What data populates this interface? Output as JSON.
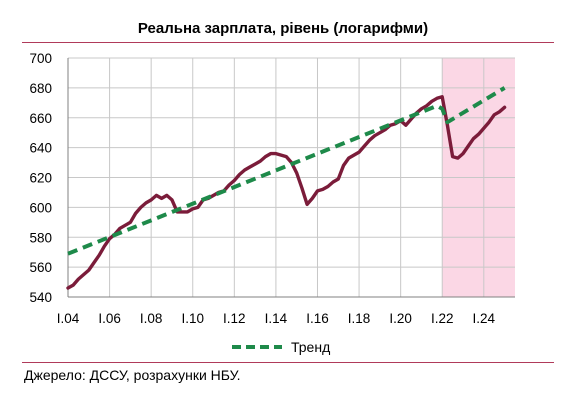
{
  "chart_data": {
    "type": "line",
    "title": "Реальна зарплата, рівень (логарифми)",
    "ylim": [
      540,
      700
    ],
    "yticks": [
      540,
      560,
      580,
      600,
      620,
      640,
      660,
      680,
      700
    ],
    "xlim": [
      2004,
      2025.5
    ],
    "xticks": [
      {
        "value": 2004,
        "label": "I.04"
      },
      {
        "value": 2006,
        "label": "I.06"
      },
      {
        "value": 2008,
        "label": "I.08"
      },
      {
        "value": 2010,
        "label": "I.10"
      },
      {
        "value": 2012,
        "label": "I.12"
      },
      {
        "value": 2014,
        "label": "I.14"
      },
      {
        "value": 2016,
        "label": "I.16"
      },
      {
        "value": 2018,
        "label": "I.18"
      },
      {
        "value": 2020,
        "label": "I.20"
      },
      {
        "value": 2022,
        "label": "I.22"
      },
      {
        "value": 2024,
        "label": "I.24"
      }
    ],
    "grid": true,
    "shaded_region": {
      "from": 2022,
      "to": 2025.5,
      "color": "#fbd7e5"
    },
    "series": [
      {
        "name": "",
        "color": "#7b1c3a",
        "style": "solid",
        "points": [
          [
            2004.0,
            546
          ],
          [
            2004.25,
            548
          ],
          [
            2004.5,
            552
          ],
          [
            2004.75,
            555
          ],
          [
            2005.0,
            558
          ],
          [
            2005.25,
            563
          ],
          [
            2005.5,
            568
          ],
          [
            2005.75,
            574
          ],
          [
            2006.0,
            579
          ],
          [
            2006.25,
            582
          ],
          [
            2006.5,
            586
          ],
          [
            2006.75,
            588
          ],
          [
            2007.0,
            590
          ],
          [
            2007.25,
            596
          ],
          [
            2007.5,
            600
          ],
          [
            2007.75,
            603
          ],
          [
            2008.0,
            605
          ],
          [
            2008.25,
            608
          ],
          [
            2008.5,
            606
          ],
          [
            2008.75,
            608
          ],
          [
            2009.0,
            605
          ],
          [
            2009.25,
            597
          ],
          [
            2009.5,
            597
          ],
          [
            2009.75,
            597
          ],
          [
            2010.0,
            599
          ],
          [
            2010.25,
            600
          ],
          [
            2010.5,
            605
          ],
          [
            2010.75,
            606
          ],
          [
            2011.0,
            608
          ],
          [
            2011.25,
            610
          ],
          [
            2011.5,
            611
          ],
          [
            2011.75,
            615
          ],
          [
            2012.0,
            618
          ],
          [
            2012.25,
            622
          ],
          [
            2012.5,
            625
          ],
          [
            2012.75,
            627
          ],
          [
            2013.0,
            629
          ],
          [
            2013.25,
            631
          ],
          [
            2013.5,
            634
          ],
          [
            2013.75,
            636
          ],
          [
            2014.0,
            636
          ],
          [
            2014.25,
            635
          ],
          [
            2014.5,
            634
          ],
          [
            2014.75,
            630
          ],
          [
            2015.0,
            623
          ],
          [
            2015.25,
            613
          ],
          [
            2015.5,
            602
          ],
          [
            2015.75,
            606
          ],
          [
            2016.0,
            611
          ],
          [
            2016.25,
            612
          ],
          [
            2016.5,
            614
          ],
          [
            2016.75,
            617
          ],
          [
            2017.0,
            619
          ],
          [
            2017.25,
            628
          ],
          [
            2017.5,
            633
          ],
          [
            2017.75,
            635
          ],
          [
            2018.0,
            637
          ],
          [
            2018.25,
            641
          ],
          [
            2018.5,
            645
          ],
          [
            2018.75,
            648
          ],
          [
            2019.0,
            650
          ],
          [
            2019.25,
            652
          ],
          [
            2019.5,
            655
          ],
          [
            2019.75,
            656
          ],
          [
            2020.0,
            658
          ],
          [
            2020.25,
            655
          ],
          [
            2020.5,
            659
          ],
          [
            2020.75,
            663
          ],
          [
            2021.0,
            666
          ],
          [
            2021.25,
            668
          ],
          [
            2021.5,
            671
          ],
          [
            2021.75,
            673
          ],
          [
            2022.0,
            674
          ],
          [
            2022.25,
            655
          ],
          [
            2022.5,
            634
          ],
          [
            2022.75,
            633
          ],
          [
            2023.0,
            636
          ],
          [
            2023.25,
            641
          ],
          [
            2023.5,
            646
          ],
          [
            2023.75,
            649
          ],
          [
            2024.0,
            653
          ],
          [
            2024.25,
            657
          ],
          [
            2024.5,
            662
          ],
          [
            2024.75,
            664
          ],
          [
            2025.0,
            667
          ]
        ]
      },
      {
        "name": "Тренд",
        "color": "#1e8a4a",
        "style": "dashed",
        "points": [
          [
            2004.0,
            569
          ],
          [
            2021.75,
            668
          ],
          [
            2022.0,
            666
          ],
          [
            2022.25,
            657
          ],
          [
            2025.0,
            680
          ]
        ]
      }
    ],
    "legend": {
      "position": "bottom-center",
      "items": [
        "Тренд"
      ]
    }
  },
  "source_note": "Джерело: ДССУ, розрахунки НБУ."
}
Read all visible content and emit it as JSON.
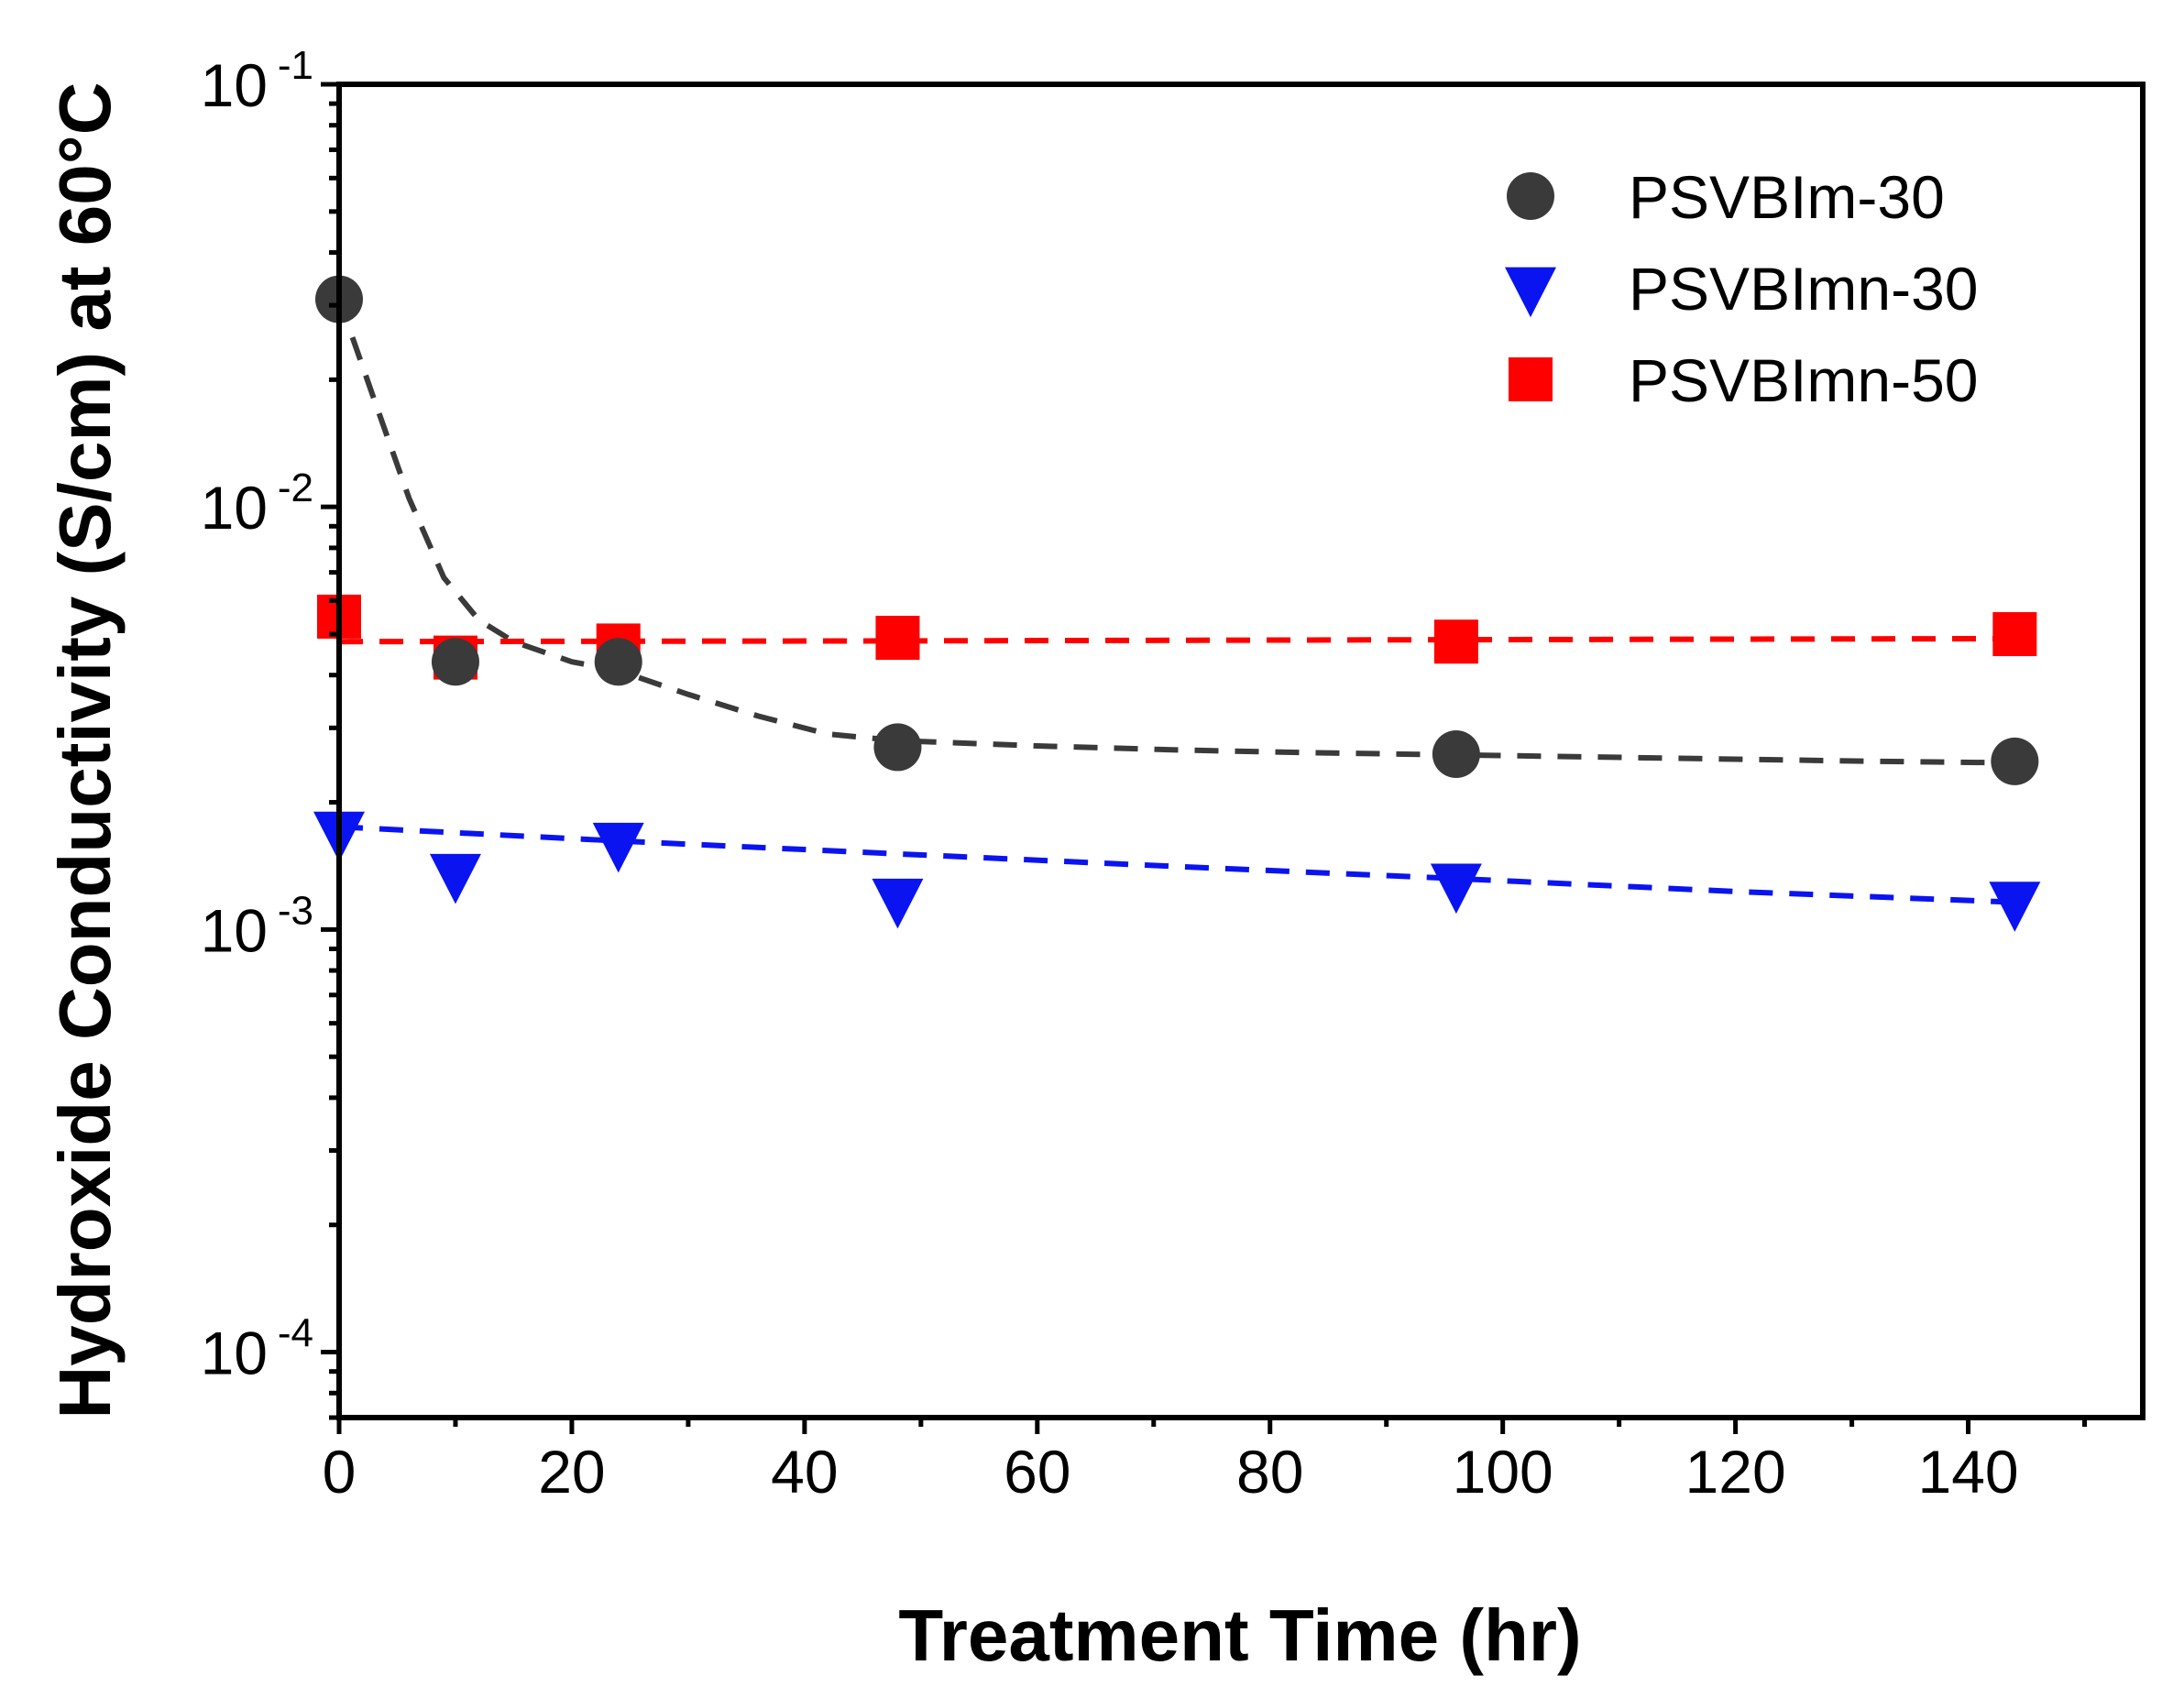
{
  "chart_data": {
    "type": "scatter",
    "title": "",
    "xlabel": "Treatment Time (hr)",
    "ylabel": "Hydroxide Conductivity (S/cm) at 60°C",
    "xlim": [
      0,
      155
    ],
    "ylim": [
      7e-05,
      0.1
    ],
    "yscale": "log",
    "grid": false,
    "legend_position": "top-right",
    "x_ticks": [
      0,
      20,
      40,
      60,
      80,
      100,
      120,
      140
    ],
    "y_ticks": [
      {
        "value": 0.0001,
        "base": "10",
        "exp": "-4"
      },
      {
        "value": 0.001,
        "base": "10",
        "exp": "-3"
      },
      {
        "value": 0.01,
        "base": "10",
        "exp": "-2"
      },
      {
        "value": 0.1,
        "base": "10",
        "exp": "-1"
      }
    ],
    "series": [
      {
        "name": "PSVBIm-30",
        "marker": "circle",
        "color": "#3a3a3a",
        "points": [
          [
            0,
            0.031
          ],
          [
            10,
            0.0043
          ],
          [
            24,
            0.0043
          ],
          [
            48,
            0.0027
          ],
          [
            96,
            0.0026
          ],
          [
            144,
            0.0025
          ]
        ],
        "fit": [
          [
            0,
            0.031
          ],
          [
            3,
            0.018
          ],
          [
            6,
            0.0105
          ],
          [
            9,
            0.0068
          ],
          [
            12,
            0.0054
          ],
          [
            15,
            0.0048
          ],
          [
            20,
            0.0043
          ],
          [
            24,
            0.0041
          ],
          [
            30,
            0.0036
          ],
          [
            36,
            0.0032
          ],
          [
            42,
            0.0029
          ],
          [
            48,
            0.0028
          ],
          [
            60,
            0.00272
          ],
          [
            72,
            0.00266
          ],
          [
            84,
            0.00262
          ],
          [
            96,
            0.00259
          ],
          [
            108,
            0.00256
          ],
          [
            120,
            0.00253
          ],
          [
            132,
            0.0025
          ],
          [
            144,
            0.00248
          ]
        ]
      },
      {
        "name": "PSVBImn-30",
        "marker": "triangle-down",
        "color": "#0a14f0",
        "points": [
          [
            0,
            0.0017
          ],
          [
            10,
            0.00135
          ],
          [
            24,
            0.0016
          ],
          [
            48,
            0.00118
          ],
          [
            96,
            0.00128
          ],
          [
            144,
            0.00116
          ]
        ],
        "fit": [
          [
            0,
            0.00175
          ],
          [
            24,
            0.00162
          ],
          [
            48,
            0.00151
          ],
          [
            72,
            0.00141
          ],
          [
            96,
            0.00132
          ],
          [
            120,
            0.00123
          ],
          [
            144,
            0.00116
          ]
        ]
      },
      {
        "name": "PSVBImn-50",
        "marker": "square",
        "color": "#ff0000",
        "points": [
          [
            0,
            0.0055
          ],
          [
            10,
            0.0044
          ],
          [
            24,
            0.0047
          ],
          [
            48,
            0.0049
          ],
          [
            96,
            0.0048
          ],
          [
            144,
            0.005
          ]
        ],
        "fit": [
          [
            0,
            0.0048
          ],
          [
            48,
            0.00482
          ],
          [
            96,
            0.00485
          ],
          [
            144,
            0.00488
          ]
        ]
      }
    ]
  }
}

# Stated exercise
Answer with one number: how many lines in the listing hold "JSON".

# Written answer
2